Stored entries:
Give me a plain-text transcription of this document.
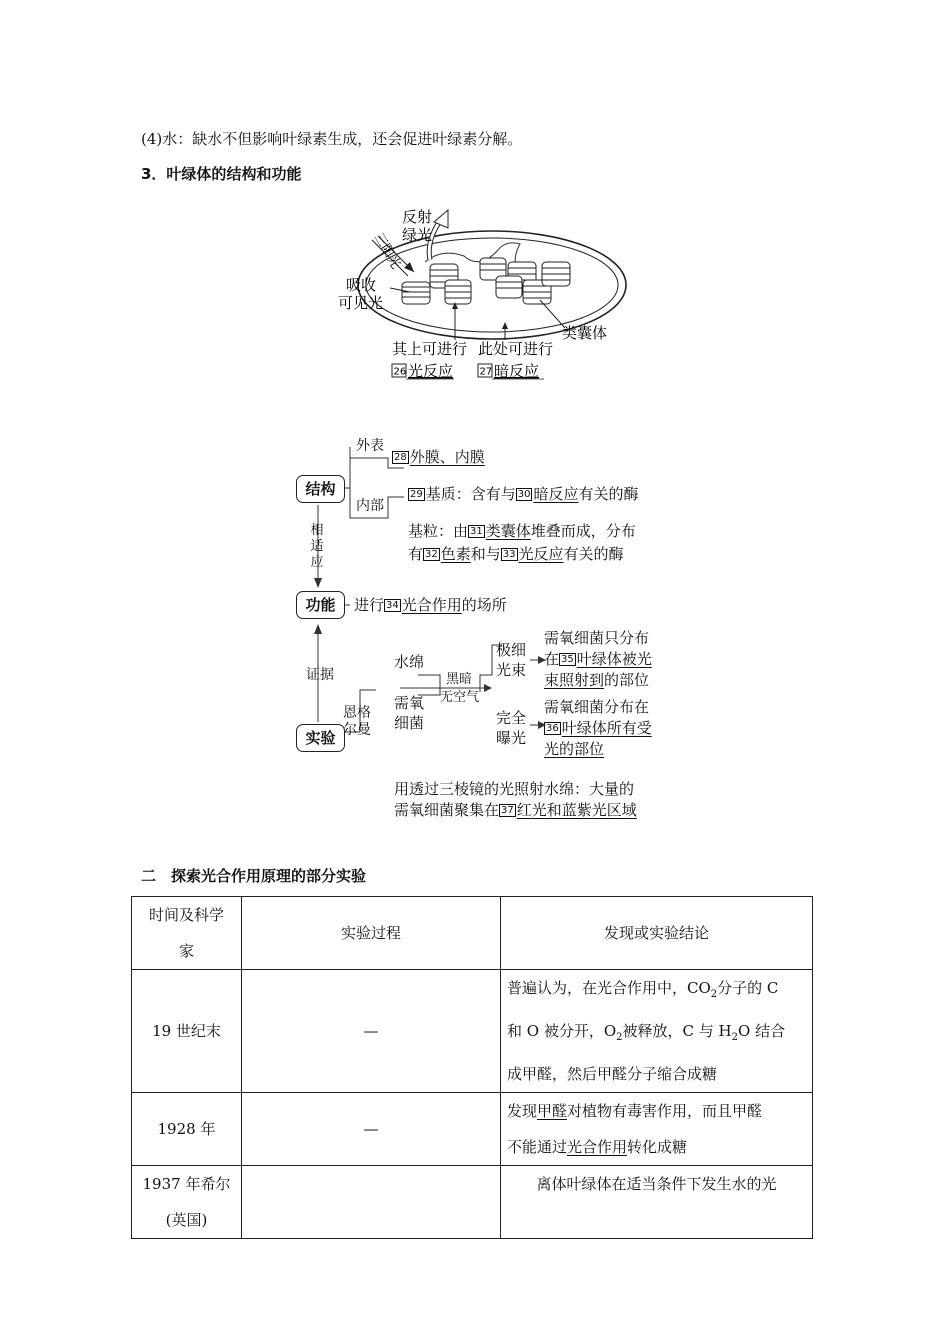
(4)水：缺水不但影响叶绿素生成，还会促进叶绿素分解。
3．叶绿体的结构和功能
三阳光
反射
绿光
吸收
可见光
类囊体
其上可进行 此处可进行
26 光反应	27 暗反应
结构
功能
实验
相适应
证据
外表
内部
28 外膜、内膜
29 基质：含有与 30 暗反应有关的酶
基粒：由 31 类囊体堆叠而成，分布
有 32 色素和与 33 光反应有关的酶
进行 34 光合作用的场所
恩格
尔曼
水绵
需氧
细菌
黑暗
无空气
极细
光束
完全
曝光
需氧细菌只分布
在 35 叶绿体被光
束照射到的部位
需氧细菌分布在
36 叶绿体所有受
光的部位
用透过三棱镜的光照射水绵：大量的
需氧细菌聚集在 37 红光和蓝紫光区域
二　探索光合作用原理的部分实验
时间及科学
家	实验过程	发现或实验结论
19 世纪末	—	普遍认为，在光合作用中，$CO_2$分子的 C
和 O 被分开，$O_2$被释放，C 与 $H_2O$ 结合
成甲醛，然后甲醛分子缩合成糖

1928 年	—	发现甲醛对植物有毒害作用，而且甲醛
不能通过光合作用转化成糖

1937 年希尔
(英国)		离体叶绿体在适当条件下发生水的光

▶ [WHAT THE TASK ASKS] Quote every record above exactly, leaving out any pictures.

▶ [RESPONSE TO THE TASK]
Give me a plain-text transcription of this document.
(4)水：缺水不但影响叶绿素生成，还会促进叶绿素分解。
3．叶绿体的结构和功能
三阳光
反射
绿光
吸收
可见光
类囊体
其上可进行 此处可进行
26 光反应	27 暗反应
结构
功能
实验
相适应
证据
外表
内部
28 外膜、内膜
29 基质：含有与 30 暗反应有关的酶
基粒：由 31 类囊体堆叠而成，分布
有 32 色素和与 33 光反应有关的酶
进行 34 光合作用的场所
恩格
尔曼
水绵
需氧
细菌
黑暗
无空气
极细
光束
完全
曝光
需氧细菌只分布
在 35 叶绿体被光
束照射到的部位
需氧细菌分布在
36 叶绿体所有受
光的部位
用透过三棱镜的光照射水绵：大量的
需氧细菌聚集在 37 红光和蓝紫光区域
二　探索光合作用原理的部分实验
时间及科学
家	实验过程	发现或实验结论
19 世纪末	—	普遍认为，在光合作用中，$CO_2$分子的 C
和 O 被分开，$O_2$被释放，C 与 $H_2O$ 结合
成甲醛，然后甲醛分子缩合成糖

1928 年	—	发现甲醛对植物有毒害作用，而且甲醛
不能通过光合作用转化成糖

1937 年希尔
(英国)		离体叶绿体在适当条件下发生水的光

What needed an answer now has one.